What you are asked to do:
Scan the entries below for the word "SRMTID". Copy each line that has it.

Material supplied:
:::::

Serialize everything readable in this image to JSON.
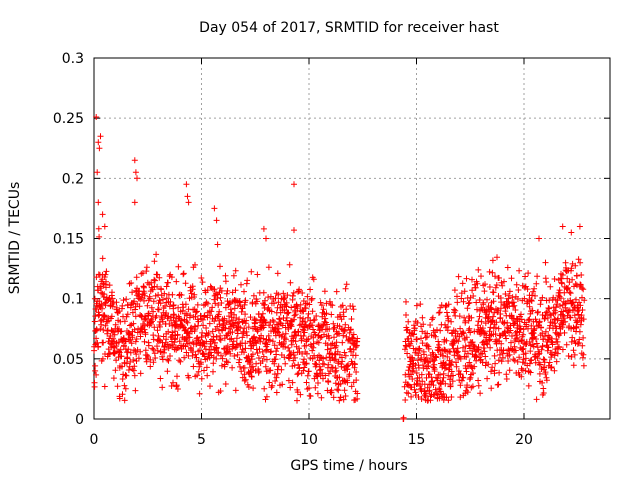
{
  "chart_data": {
    "type": "scatter",
    "title": "Day 054 of 2017, SRMTID for receiver hast",
    "xlabel": "GPS time / hours",
    "ylabel": "SRMTID / TECUs",
    "xlim": [
      0,
      24
    ],
    "ylim": [
      0,
      0.3
    ],
    "x_ticks": [
      "0",
      "5",
      "10",
      "15",
      "20"
    ],
    "y_ticks": [
      "0",
      "0.05",
      "0.1",
      "0.15",
      "0.2",
      "0.25",
      "0.3"
    ],
    "grid": true,
    "legend": "none",
    "marker": "+",
    "series_color": "#ff0000",
    "sample_interval_hours": 0.0125,
    "segments": [
      {
        "start": 0.0,
        "end": 12.25
      },
      {
        "start": 14.3,
        "end": 14.45
      },
      {
        "start": 14.45,
        "end": 22.8
      }
    ],
    "trend_hours": [
      0,
      0.3,
      0.6,
      1.0,
      1.5,
      2.0,
      3.0,
      4.0,
      5.0,
      6.0,
      7.0,
      8.0,
      9.0,
      10.0,
      11.0,
      12.0,
      12.25,
      14.5,
      15.0,
      15.5,
      16.0,
      17.0,
      18.0,
      19.0,
      20.0,
      21.0,
      22.0,
      22.8
    ],
    "trend_values": [
      0.06,
      0.11,
      0.09,
      0.065,
      0.065,
      0.08,
      0.085,
      0.075,
      0.075,
      0.075,
      0.065,
      0.07,
      0.075,
      0.065,
      0.06,
      0.055,
      0.055,
      0.055,
      0.05,
      0.045,
      0.05,
      0.06,
      0.075,
      0.08,
      0.075,
      0.065,
      0.1,
      0.085
    ],
    "spikes": [
      {
        "x": 0.1,
        "y": 0.251
      },
      {
        "x": 0.2,
        "y": 0.23
      },
      {
        "x": 0.25,
        "y": 0.225
      },
      {
        "x": 0.3,
        "y": 0.235
      },
      {
        "x": 0.15,
        "y": 0.205
      },
      {
        "x": 0.2,
        "y": 0.18
      },
      {
        "x": 0.4,
        "y": 0.17
      },
      {
        "x": 0.5,
        "y": 0.16
      },
      {
        "x": 1.9,
        "y": 0.215
      },
      {
        "x": 1.95,
        "y": 0.205
      },
      {
        "x": 2.0,
        "y": 0.2
      },
      {
        "x": 1.9,
        "y": 0.18
      },
      {
        "x": 4.3,
        "y": 0.195
      },
      {
        "x": 4.35,
        "y": 0.185
      },
      {
        "x": 4.4,
        "y": 0.18
      },
      {
        "x": 5.6,
        "y": 0.175
      },
      {
        "x": 5.7,
        "y": 0.165
      },
      {
        "x": 5.75,
        "y": 0.145
      },
      {
        "x": 9.3,
        "y": 0.195
      },
      {
        "x": 9.3,
        "y": 0.157
      },
      {
        "x": 7.9,
        "y": 0.158
      },
      {
        "x": 8.0,
        "y": 0.15
      },
      {
        "x": 21.8,
        "y": 0.16
      },
      {
        "x": 22.2,
        "y": 0.155
      },
      {
        "x": 22.6,
        "y": 0.16
      },
      {
        "x": 20.7,
        "y": 0.15
      },
      {
        "x": 21.0,
        "y": 0.13
      },
      {
        "x": 0.05,
        "y": 0.04
      },
      {
        "x": 1.2,
        "y": 0.017
      },
      {
        "x": 0.5,
        "y": 0.027
      },
      {
        "x": 8.5,
        "y": 0.022
      },
      {
        "x": 15.8,
        "y": 0.02
      },
      {
        "x": 14.4,
        "y": 0.0
      },
      {
        "x": 14.4,
        "y": 0.001
      },
      {
        "x": 14.38,
        "y": 0.0
      }
    ]
  }
}
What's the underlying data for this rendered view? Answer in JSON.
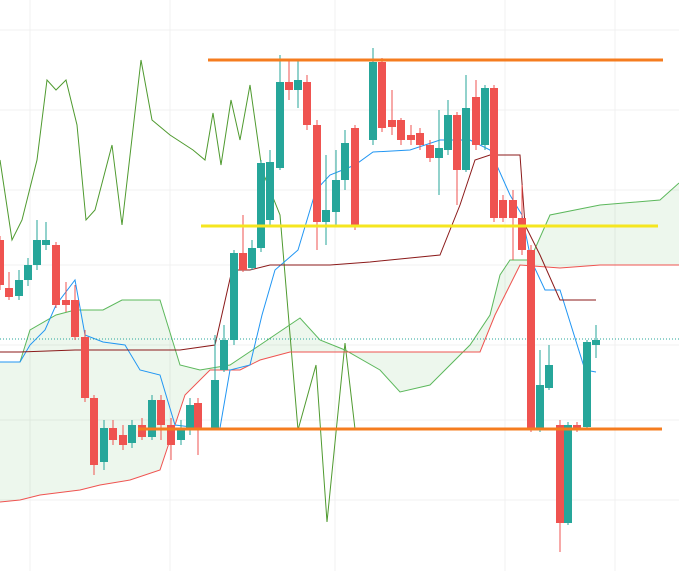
{
  "chart_data": {
    "type": "candlestick",
    "xlim": [
      0,
      679
    ],
    "ylim": [
      0,
      571
    ],
    "xticks": [
      30,
      170,
      335,
      505,
      615
    ],
    "yticks": [
      71,
      151,
      226,
      306,
      381,
      461,
      541
    ],
    "grid": true,
    "up_color": "#26a69a",
    "down_color": "#ef5350",
    "candles": {
      "x": [
        0,
        9,
        19,
        28,
        37,
        46,
        56,
        66,
        75,
        85,
        94,
        104,
        113,
        123,
        132,
        142,
        152,
        161,
        171,
        181,
        190,
        198,
        215,
        224,
        234,
        243,
        252,
        261,
        270,
        280,
        289,
        298,
        307,
        317,
        326,
        336,
        345,
        355,
        373,
        382,
        392,
        401,
        411,
        420,
        430,
        439,
        448,
        457,
        466,
        476,
        485,
        494,
        503,
        513,
        522,
        531,
        540,
        549,
        560,
        568,
        577,
        587,
        596
      ],
      "open": [
        331,
        283,
        275,
        291,
        306,
        326,
        326,
        271,
        271,
        234,
        173,
        109,
        143,
        136,
        128,
        146,
        134,
        171,
        146,
        131,
        141,
        168,
        143,
        201,
        231,
        318,
        303,
        323,
        351,
        403,
        489,
        481,
        489,
        446,
        349,
        359,
        391,
        443,
        431,
        509,
        451,
        451,
        436,
        438,
        426,
        413,
        421,
        456,
        401,
        474,
        426,
        483,
        371,
        371,
        353,
        321,
        141,
        183,
        146,
        48,
        146,
        144,
        226
      ],
      "high": [
        335,
        299,
        301,
        313,
        351,
        349,
        329,
        289,
        286,
        241,
        176,
        151,
        151,
        146,
        151,
        153,
        176,
        176,
        153,
        151,
        173,
        173,
        236,
        246,
        321,
        356,
        331,
        411,
        421,
        516,
        511,
        511,
        496,
        451,
        416,
        421,
        441,
        446,
        523,
        513,
        481,
        453,
        446,
        443,
        431,
        461,
        471,
        459,
        496,
        491,
        486,
        486,
        376,
        381,
        386,
        326,
        221,
        226,
        151,
        149,
        149,
        231,
        246
      ],
      "low": [
        281,
        271,
        271,
        285,
        301,
        321,
        263,
        259,
        231,
        169,
        96,
        101,
        126,
        121,
        123,
        131,
        131,
        131,
        111,
        126,
        136,
        116,
        141,
        199,
        226,
        299,
        301,
        319,
        346,
        401,
        471,
        463,
        441,
        321,
        326,
        346,
        381,
        341,
        426,
        439,
        436,
        426,
        426,
        421,
        409,
        376,
        416,
        366,
        399,
        421,
        421,
        349,
        349,
        311,
        316,
        139,
        139,
        181,
        19,
        46,
        139,
        141,
        213
      ],
      "close": [
        286,
        274,
        291,
        306,
        331,
        331,
        266,
        266,
        234,
        173,
        106,
        143,
        131,
        126,
        146,
        134,
        171,
        146,
        126,
        143,
        166,
        141,
        191,
        231,
        318,
        301,
        323,
        408,
        409,
        489,
        481,
        491,
        446,
        349,
        361,
        391,
        428,
        346,
        509,
        443,
        444,
        431,
        431,
        426,
        413,
        423,
        456,
        401,
        463,
        426,
        483,
        353,
        353,
        353,
        321,
        141,
        186,
        206,
        48,
        146,
        141,
        229,
        231
      ]
    },
    "lines": [
      {
        "color": "#4f9a2f",
        "x": [
          0,
          12,
          22,
          37,
          47,
          56,
          66,
          77,
          86,
          95,
          112,
          122,
          141,
          152,
          170,
          193,
          205,
          213,
          221,
          231,
          240,
          250,
          262,
          280,
          298,
          316,
          327,
          345,
          355
        ],
        "values": [
          411,
          331,
          351,
          411,
          491,
          481,
          491,
          446,
          351,
          361,
          426,
          346,
          511,
          451,
          436,
          421,
          411,
          458,
          406,
          471,
          431,
          486,
          401,
          356,
          141,
          206,
          49,
          228,
          142
        ]
      },
      {
        "color": "#5cb85c",
        "x": [
          0,
          20,
          30,
          56,
          75,
          103,
          122,
          160,
          180,
          200,
          230,
          260,
          300,
          320,
          345,
          380,
          400,
          430,
          470,
          490,
          500,
          510,
          530,
          550,
          600,
          660,
          679
        ],
        "values": [
          209,
          209,
          241,
          256,
          261,
          261,
          271,
          271,
          206,
          201,
          206,
          226,
          253,
          231,
          221,
          201,
          179,
          186,
          226,
          256,
          296,
          311,
          311,
          356,
          366,
          371,
          388
        ]
      },
      {
        "color": "#ef5350",
        "x": [
          0,
          20,
          40,
          80,
          100,
          130,
          160,
          185,
          210,
          240,
          260,
          290,
          340,
          380,
          480,
          495,
          520,
          560,
          600,
          679
        ],
        "values": [
          69,
          71,
          76,
          81,
          86,
          91,
          101,
          176,
          201,
          201,
          211,
          219,
          219,
          219,
          219,
          256,
          306,
          303,
          306,
          306
        ]
      },
      {
        "color": "#2196f3",
        "x": [
          0,
          20,
          30,
          45,
          56,
          75,
          85,
          103,
          125,
          140,
          160,
          175,
          200,
          220,
          230,
          250,
          262,
          275,
          298,
          316,
          330,
          355,
          373,
          410,
          440,
          470,
          490,
          510,
          522,
          531,
          545,
          560,
          585,
          596
        ],
        "values": [
          209,
          209,
          226,
          241,
          266,
          291,
          236,
          229,
          226,
          201,
          196,
          146,
          143,
          143,
          201,
          206,
          256,
          301,
          321,
          381,
          396,
          406,
          419,
          421,
          431,
          431,
          421,
          376,
          356,
          311,
          281,
          281,
          201,
          199
        ]
      },
      {
        "color": "#8b1a1a",
        "x": [
          0,
          20,
          75,
          180,
          215,
          232,
          250,
          270,
          330,
          370,
          440,
          460,
          475,
          490,
          520,
          525,
          540,
          560,
          596
        ],
        "values": [
          219,
          219,
          221,
          221,
          226,
          301,
          301,
          306,
          306,
          309,
          316,
          366,
          411,
          416,
          416,
          346,
          316,
          271,
          271
        ]
      }
    ],
    "cloud": {
      "lines": [
        1,
        2
      ],
      "color": "rgba(76,175,80,0.1)"
    },
    "levels": [
      {
        "value": 511,
        "x": [
          208,
          663
        ],
        "color": "#f57c1f"
      },
      {
        "value": 345,
        "x": [
          201,
          658
        ],
        "color": "#f5e61f"
      },
      {
        "value": 142,
        "x": [
          138,
          662
        ],
        "color": "#f57c1f"
      }
    ],
    "price_line": {
      "value": 232,
      "color": "#26a69a"
    }
  }
}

:::::

Answer in full:
    "title": "Day 054 of 2017, SRMTID for receiver hast",
    "ylabel": "SRMTID / TECUs",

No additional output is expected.